── Extracted data

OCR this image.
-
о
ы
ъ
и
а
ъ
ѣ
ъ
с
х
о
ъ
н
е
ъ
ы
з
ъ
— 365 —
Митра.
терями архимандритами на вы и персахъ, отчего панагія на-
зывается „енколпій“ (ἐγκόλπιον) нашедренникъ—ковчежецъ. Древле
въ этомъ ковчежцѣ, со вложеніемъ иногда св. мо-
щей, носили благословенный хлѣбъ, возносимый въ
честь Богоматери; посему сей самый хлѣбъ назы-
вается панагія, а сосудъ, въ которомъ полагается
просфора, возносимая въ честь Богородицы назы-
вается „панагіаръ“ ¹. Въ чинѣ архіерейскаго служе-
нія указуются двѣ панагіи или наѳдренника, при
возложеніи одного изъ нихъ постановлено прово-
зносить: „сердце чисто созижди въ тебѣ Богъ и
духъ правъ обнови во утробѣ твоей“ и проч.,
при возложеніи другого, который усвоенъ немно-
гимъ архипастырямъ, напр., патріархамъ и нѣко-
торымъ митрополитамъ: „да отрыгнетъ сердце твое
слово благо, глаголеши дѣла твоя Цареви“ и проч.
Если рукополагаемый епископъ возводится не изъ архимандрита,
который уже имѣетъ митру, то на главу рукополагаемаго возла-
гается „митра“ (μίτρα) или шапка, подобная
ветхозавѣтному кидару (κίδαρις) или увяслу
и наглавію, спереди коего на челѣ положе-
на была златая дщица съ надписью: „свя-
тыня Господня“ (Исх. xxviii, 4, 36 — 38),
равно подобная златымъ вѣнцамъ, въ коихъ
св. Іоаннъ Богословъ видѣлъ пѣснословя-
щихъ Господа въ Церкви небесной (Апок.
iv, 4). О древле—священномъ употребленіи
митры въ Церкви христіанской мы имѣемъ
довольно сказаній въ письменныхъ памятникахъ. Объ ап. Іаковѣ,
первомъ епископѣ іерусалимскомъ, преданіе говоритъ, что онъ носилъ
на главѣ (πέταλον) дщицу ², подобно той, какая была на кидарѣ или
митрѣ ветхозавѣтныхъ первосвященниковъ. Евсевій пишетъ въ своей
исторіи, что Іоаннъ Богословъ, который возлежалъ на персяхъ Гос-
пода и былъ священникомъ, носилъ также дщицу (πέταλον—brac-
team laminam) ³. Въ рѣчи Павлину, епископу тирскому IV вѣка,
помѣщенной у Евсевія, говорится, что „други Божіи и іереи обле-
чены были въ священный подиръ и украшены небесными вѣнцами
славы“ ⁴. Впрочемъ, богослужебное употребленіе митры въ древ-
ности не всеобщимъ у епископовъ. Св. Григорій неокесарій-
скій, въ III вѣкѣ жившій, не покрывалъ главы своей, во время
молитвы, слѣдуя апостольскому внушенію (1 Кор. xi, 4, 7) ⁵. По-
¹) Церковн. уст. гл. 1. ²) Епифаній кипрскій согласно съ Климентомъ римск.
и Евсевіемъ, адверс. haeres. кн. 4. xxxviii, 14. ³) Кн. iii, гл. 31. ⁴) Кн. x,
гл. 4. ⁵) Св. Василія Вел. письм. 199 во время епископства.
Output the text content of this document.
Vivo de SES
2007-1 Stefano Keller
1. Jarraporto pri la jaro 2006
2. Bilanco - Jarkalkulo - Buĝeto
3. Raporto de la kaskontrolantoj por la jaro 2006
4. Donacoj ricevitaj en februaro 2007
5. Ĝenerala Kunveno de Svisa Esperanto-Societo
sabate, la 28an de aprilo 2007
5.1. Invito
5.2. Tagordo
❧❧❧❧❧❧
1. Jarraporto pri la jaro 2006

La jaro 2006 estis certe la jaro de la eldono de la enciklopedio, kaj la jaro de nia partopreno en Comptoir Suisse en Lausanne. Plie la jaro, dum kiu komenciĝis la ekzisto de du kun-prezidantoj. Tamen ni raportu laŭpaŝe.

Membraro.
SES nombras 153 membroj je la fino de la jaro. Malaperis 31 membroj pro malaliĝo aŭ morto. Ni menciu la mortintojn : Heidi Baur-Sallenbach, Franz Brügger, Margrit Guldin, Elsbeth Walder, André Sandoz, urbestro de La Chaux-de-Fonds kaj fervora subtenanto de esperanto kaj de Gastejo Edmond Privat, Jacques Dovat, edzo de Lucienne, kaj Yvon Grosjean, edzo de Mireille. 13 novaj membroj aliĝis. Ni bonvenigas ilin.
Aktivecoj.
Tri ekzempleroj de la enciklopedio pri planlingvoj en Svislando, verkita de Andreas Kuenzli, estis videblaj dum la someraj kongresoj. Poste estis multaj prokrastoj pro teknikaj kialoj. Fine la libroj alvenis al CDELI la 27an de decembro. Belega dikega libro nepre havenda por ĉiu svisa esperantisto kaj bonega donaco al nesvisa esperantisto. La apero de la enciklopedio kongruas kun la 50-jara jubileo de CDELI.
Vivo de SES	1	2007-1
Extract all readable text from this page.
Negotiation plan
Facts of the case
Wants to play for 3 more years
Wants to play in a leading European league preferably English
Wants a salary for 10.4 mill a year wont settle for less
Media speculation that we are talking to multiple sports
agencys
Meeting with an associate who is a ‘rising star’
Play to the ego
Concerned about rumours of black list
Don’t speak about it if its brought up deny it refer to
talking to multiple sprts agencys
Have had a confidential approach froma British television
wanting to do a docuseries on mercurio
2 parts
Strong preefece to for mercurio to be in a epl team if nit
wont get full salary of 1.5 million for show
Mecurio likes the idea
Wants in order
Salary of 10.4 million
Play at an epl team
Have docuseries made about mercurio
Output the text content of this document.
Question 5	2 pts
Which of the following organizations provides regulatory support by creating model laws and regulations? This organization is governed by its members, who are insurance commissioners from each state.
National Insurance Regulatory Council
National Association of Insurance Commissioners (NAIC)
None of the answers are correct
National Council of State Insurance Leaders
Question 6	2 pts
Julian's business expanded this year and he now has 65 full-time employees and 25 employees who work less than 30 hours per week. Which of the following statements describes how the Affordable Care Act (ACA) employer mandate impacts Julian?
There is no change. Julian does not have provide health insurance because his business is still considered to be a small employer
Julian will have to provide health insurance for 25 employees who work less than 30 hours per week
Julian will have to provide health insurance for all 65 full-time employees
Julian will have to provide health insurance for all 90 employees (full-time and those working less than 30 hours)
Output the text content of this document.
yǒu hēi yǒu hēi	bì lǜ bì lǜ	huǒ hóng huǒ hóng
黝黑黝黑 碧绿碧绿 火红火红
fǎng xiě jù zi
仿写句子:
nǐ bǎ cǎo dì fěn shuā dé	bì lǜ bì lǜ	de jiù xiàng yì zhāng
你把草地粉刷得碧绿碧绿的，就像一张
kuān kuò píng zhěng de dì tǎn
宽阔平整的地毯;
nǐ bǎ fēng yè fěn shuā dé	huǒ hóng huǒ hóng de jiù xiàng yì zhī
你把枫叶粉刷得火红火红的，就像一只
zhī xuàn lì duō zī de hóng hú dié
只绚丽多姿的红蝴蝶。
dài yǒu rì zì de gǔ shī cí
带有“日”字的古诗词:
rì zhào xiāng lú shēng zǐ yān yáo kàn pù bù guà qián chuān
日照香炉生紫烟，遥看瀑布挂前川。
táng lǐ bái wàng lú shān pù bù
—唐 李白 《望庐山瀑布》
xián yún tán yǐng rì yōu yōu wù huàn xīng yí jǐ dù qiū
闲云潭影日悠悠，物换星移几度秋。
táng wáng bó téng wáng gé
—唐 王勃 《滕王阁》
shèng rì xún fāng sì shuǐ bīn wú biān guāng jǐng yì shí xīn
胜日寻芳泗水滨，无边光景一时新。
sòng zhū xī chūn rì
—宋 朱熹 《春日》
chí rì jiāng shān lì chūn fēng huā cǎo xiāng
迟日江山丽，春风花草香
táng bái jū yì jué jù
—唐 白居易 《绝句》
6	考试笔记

────

• _Set task_
Go through the material above and copy each line that has the word "health".

• _The completed task_
There is no change. Julian does not have provide health insurance because his business is still considered to be a small employer
Julian will have to provide health insurance for 25 employees who work less than 30 hours per week
Julian will have to provide health insurance for all 65 full-time employees
Julian will have to provide health insurance for all 90 employees (full-time and those working less than 30 hours)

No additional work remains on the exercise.